(A run of records):
* START *

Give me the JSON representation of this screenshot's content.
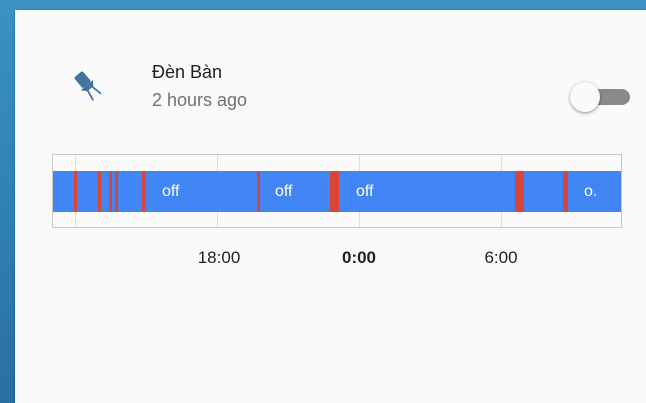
{
  "entity": {
    "name": "Đèn Bàn",
    "last_changed": "2 hours ago",
    "icon": "desk-lamp-icon",
    "toggle_state": "off"
  },
  "timeline": {
    "on_color": "#db4437",
    "off_color": "#4286f5",
    "segment_labels": [
      "off",
      "off",
      "off",
      "o."
    ],
    "axis_ticks": [
      {
        "label": "18:00",
        "bold": false
      },
      {
        "label": "0:00",
        "bold": true
      },
      {
        "label": "6:00",
        "bold": false
      }
    ]
  }
}
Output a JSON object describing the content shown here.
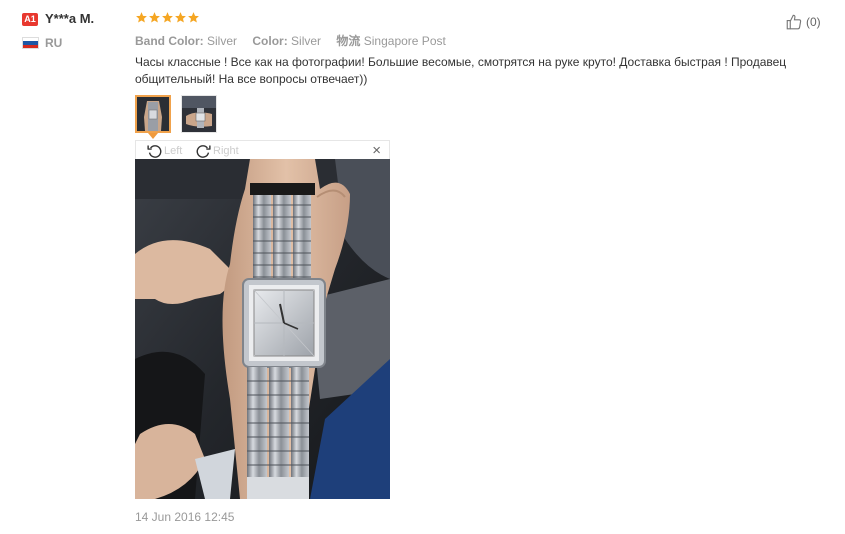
{
  "reviewer": {
    "badge": "A1",
    "name": "Y***a M.",
    "country_code": "RU",
    "flag_colors": [
      "#ffffff",
      "#1c57a5",
      "#d52b1e"
    ]
  },
  "rating": {
    "stars": 5,
    "max": 5,
    "color": "#f5a623"
  },
  "attributes": [
    {
      "label": "Band Color:",
      "value": "Silver"
    },
    {
      "label": "Color:",
      "value": "Silver"
    },
    {
      "label": "物流",
      "value": "Singapore Post"
    }
  ],
  "feedback_text": "Часы классные ! Все как на фотографии! Большие весомые, смотрятся на руке круто! Доставка быстрая ! Продавец общительный! На все вопросы отвечает))",
  "helpful": {
    "icon": "thumbs-up-icon",
    "count": "(0)"
  },
  "viewer": {
    "rotate_left": "Left",
    "rotate_right": "Right",
    "close": "×",
    "thumb_accent": "#f0a24c"
  },
  "date": "14 Jun 2016 12:45"
}
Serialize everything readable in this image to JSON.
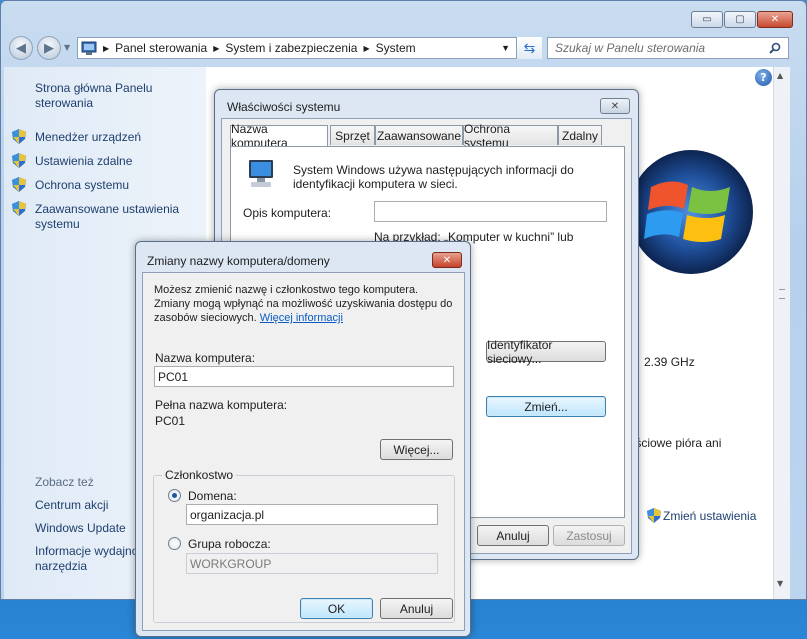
{
  "explorer": {
    "title_buttons": {
      "minimize": "▭",
      "maximize": "▢",
      "close": "✕"
    },
    "breadcrumb": [
      "Panel sterowania",
      "System i zabezpieczenia",
      "System"
    ],
    "search_placeholder": "Szukaj w Panelu sterowania",
    "left_pane": {
      "home_link": "Strona główna Panelu sterowania",
      "tasks": [
        "Menedżer urządzeń",
        "Ustawienia zdalne",
        "Ochrona systemu",
        "Zaawansowane ustawienia systemu"
      ],
      "see_also_heading": "Zobacz też",
      "see_also": [
        "Centrum akcji",
        "Windows Update",
        "Informacje wydajności i narzędzia"
      ]
    },
    "content_fragments": {
      "cpu_speed": "2.39 GHz",
      "pen_input": "ejściowe pióra ani",
      "change_settings": "Zmień ustawienia"
    }
  },
  "sysprops": {
    "title": "Właściwości systemu",
    "tabs": [
      "Nazwa komputera",
      "Sprzęt",
      "Zaawansowane",
      "Ochrona systemu",
      "Zdalny"
    ],
    "info_text": "System Windows używa następujących informacji do identyfikacji komputera w sieci.",
    "description_label": "Opis komputera:",
    "example_text": "Na przykład: „Komputer w kuchni” lub",
    "network_id_button": "Identyfikator sieciowy...",
    "change_button": "Zmień...",
    "cancel_button": "Anuluj",
    "apply_button": "Zastosuj"
  },
  "rename": {
    "title": "Zmiany nazwy komputera/domeny",
    "info_text": "Możesz zmienić nazwę i członkostwo tego komputera. Zmiany mogą wpłynąć na możliwość uzyskiwania dostępu do zasobów sieciowych.",
    "more_info_link": "Więcej informacji",
    "computer_name_label": "Nazwa komputera:",
    "computer_name_value": "PC01",
    "full_name_label": "Pełna nazwa komputera:",
    "full_name_value": "PC01",
    "more_button": "Więcej...",
    "membership_label": "Członkostwo",
    "domain_label": "Domena:",
    "domain_value": "organizacja.pl",
    "workgroup_label": "Grupa robocza:",
    "workgroup_value": "WORKGROUP",
    "ok_button": "OK",
    "cancel_button": "Anuluj"
  }
}
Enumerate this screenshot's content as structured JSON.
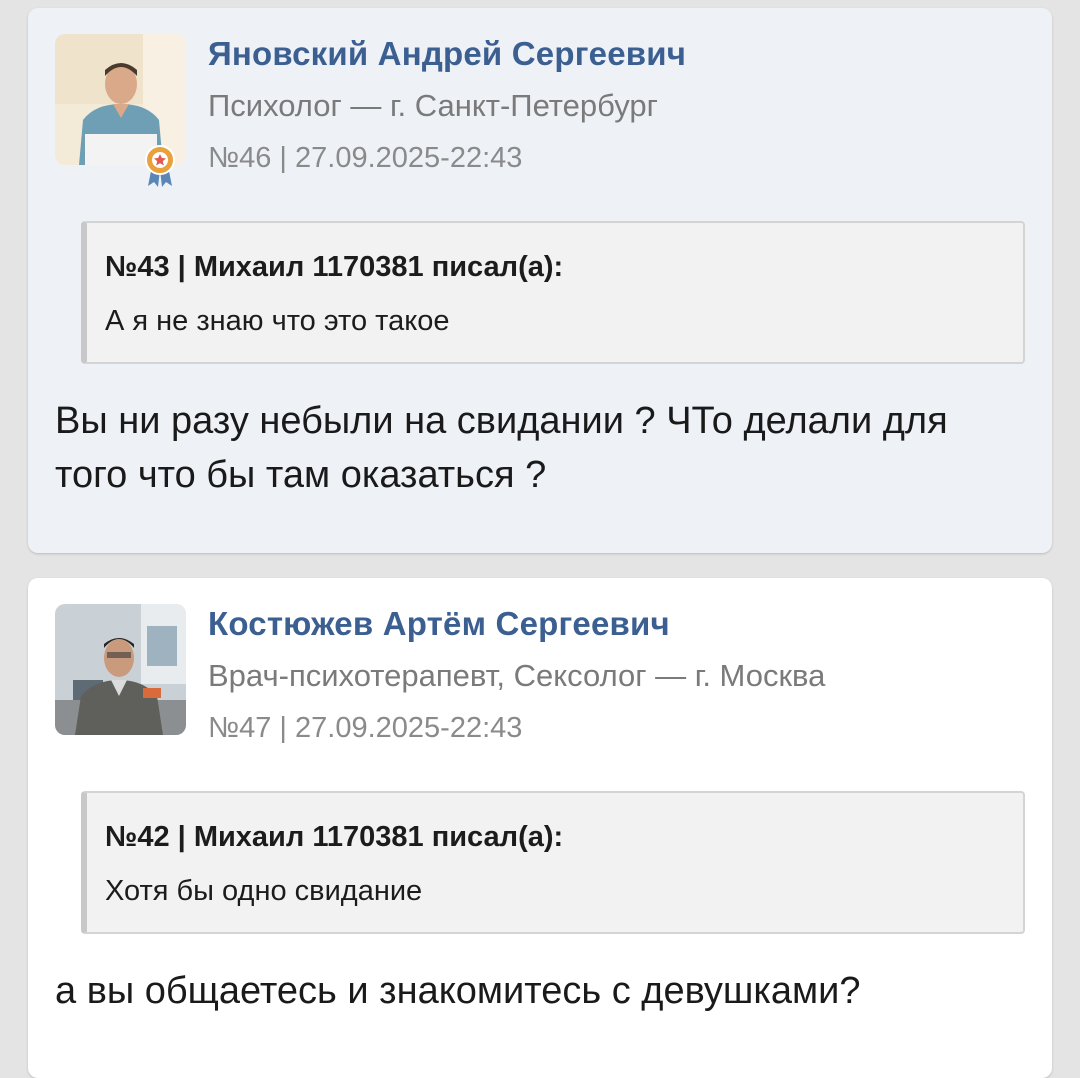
{
  "posts": [
    {
      "author": "Яновский Андрей Сергеевич",
      "role": "Психолог — г. Санкт-Петербург",
      "meta": "№46 | 27.09.2025-22:43",
      "quote": {
        "header": "№43 | Михаил 1170381 писал(а):",
        "text": "А я не знаю что это такое"
      },
      "body": "Вы ни разу небыли на свидании ? ЧТо делали для того что бы там оказаться ?",
      "has_badge": true
    },
    {
      "author": "Костюжев Артём Сергеевич",
      "role": "Врач-психотерапевт, Сексолог — г. Москва",
      "meta": "№47 | 27.09.2025-22:43",
      "quote": {
        "header": "№42 | Михаил 1170381 писал(а):",
        "text": "Хотя бы одно свидание"
      },
      "body": "а вы общаетесь и знакомитесь с девушками?",
      "has_badge": false
    }
  ],
  "colors": {
    "author_link": "#3b5f91",
    "first_post_bg": "#eef2f7",
    "second_post_bg": "#ffffff",
    "page_bg": "#e4e4e4"
  }
}
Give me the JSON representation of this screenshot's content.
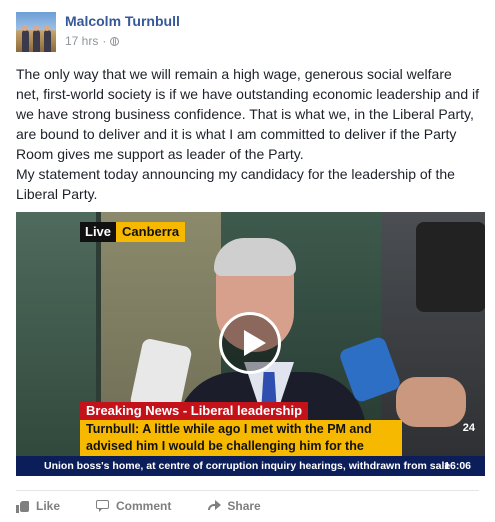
{
  "post": {
    "author": "Malcolm Turnbull",
    "time": "17 hrs",
    "separator": "·",
    "privacy_icon": "globe-icon",
    "paragraph1": "The only way that we will remain a high wage, generous social welfare net, first-world society is if we have outstanding economic leadership and if we have strong business confidence. That is what we, in the Liberal Party, are bound to deliver and it is what I am committed to deliver if the Party Room gives me support as leader of the Party.",
    "paragraph2": "My statement today announcing my candidacy for the leadership of the Liberal Party."
  },
  "video": {
    "live_label": "Live",
    "location": "Canberra",
    "breaking_label": "Breaking News - Liberal leadership",
    "quote": "Turnbull: A little while ago I met with the PM and advised him I would be challenging him for the leadership",
    "ticker": "Union boss's home, at centre of corruption inquiry hearings, withdrawn from sale",
    "clock": "16:06",
    "channel": "24",
    "play_icon": "play-icon"
  },
  "actions": {
    "like": "Like",
    "comment": "Comment",
    "share": "Share"
  },
  "colors": {
    "author": "#365899",
    "breaking": "#c4121b",
    "caption": "#f7b800",
    "ticker": "#0b1e5a"
  }
}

* END *

(EXERCISE REQUIREMENTS): In the entries above, find lines with "icon" and copy each.

(FULL SOLUTION):
    "icon": "desk-lamp-icon",
    "icon": "thumbs-up-icon",
    "privacy_icon": "globe-icon",
    "play_icon": "play-icon"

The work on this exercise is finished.